Copy out each line that has "color" in it.
====
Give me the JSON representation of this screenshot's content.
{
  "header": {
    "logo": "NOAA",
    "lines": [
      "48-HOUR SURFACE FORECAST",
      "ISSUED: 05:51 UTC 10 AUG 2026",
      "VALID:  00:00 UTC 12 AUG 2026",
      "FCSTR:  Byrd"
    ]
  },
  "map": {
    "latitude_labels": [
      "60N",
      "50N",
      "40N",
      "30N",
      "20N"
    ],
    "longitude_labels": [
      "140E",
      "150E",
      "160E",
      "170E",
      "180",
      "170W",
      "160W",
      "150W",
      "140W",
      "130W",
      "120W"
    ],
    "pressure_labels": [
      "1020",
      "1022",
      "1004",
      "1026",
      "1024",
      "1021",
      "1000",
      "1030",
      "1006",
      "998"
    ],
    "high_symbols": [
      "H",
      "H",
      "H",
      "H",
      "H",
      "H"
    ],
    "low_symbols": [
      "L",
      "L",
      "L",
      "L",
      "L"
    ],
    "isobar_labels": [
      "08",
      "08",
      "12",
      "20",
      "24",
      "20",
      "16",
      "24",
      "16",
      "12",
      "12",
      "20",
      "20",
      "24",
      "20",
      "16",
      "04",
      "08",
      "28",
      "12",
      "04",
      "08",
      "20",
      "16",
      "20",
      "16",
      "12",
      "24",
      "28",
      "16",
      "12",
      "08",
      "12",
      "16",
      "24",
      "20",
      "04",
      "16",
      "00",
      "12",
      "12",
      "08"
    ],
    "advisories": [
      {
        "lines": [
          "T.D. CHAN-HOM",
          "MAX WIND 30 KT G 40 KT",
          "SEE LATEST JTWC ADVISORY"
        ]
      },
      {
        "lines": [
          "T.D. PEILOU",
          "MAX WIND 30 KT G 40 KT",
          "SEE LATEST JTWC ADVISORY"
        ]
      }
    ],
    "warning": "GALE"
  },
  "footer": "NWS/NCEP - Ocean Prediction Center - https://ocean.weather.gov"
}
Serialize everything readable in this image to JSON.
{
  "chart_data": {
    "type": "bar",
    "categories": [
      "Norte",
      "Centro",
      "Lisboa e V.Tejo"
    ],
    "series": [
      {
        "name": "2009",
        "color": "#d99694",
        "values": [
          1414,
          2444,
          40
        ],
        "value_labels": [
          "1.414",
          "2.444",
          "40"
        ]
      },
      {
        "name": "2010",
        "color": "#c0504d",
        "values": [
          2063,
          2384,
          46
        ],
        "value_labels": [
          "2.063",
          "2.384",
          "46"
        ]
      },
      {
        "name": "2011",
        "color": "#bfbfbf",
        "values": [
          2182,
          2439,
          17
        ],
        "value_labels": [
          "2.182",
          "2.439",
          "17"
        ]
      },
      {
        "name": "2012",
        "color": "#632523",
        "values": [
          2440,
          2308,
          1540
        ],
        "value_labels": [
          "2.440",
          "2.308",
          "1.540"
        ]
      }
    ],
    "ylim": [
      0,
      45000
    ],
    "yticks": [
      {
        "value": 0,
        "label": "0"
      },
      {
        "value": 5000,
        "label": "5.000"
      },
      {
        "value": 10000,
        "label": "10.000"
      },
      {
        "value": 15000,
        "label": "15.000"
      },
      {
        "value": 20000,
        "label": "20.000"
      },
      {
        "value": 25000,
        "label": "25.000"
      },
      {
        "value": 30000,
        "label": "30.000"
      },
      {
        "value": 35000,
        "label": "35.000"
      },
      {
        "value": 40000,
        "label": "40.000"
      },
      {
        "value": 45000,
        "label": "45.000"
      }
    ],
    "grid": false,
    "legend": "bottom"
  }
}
====
- [TASK SOLUTION]
        "color": "#d99694",
        "color": "#c0504d",
        "color": "#bfbfbf",
        "color": "#632523",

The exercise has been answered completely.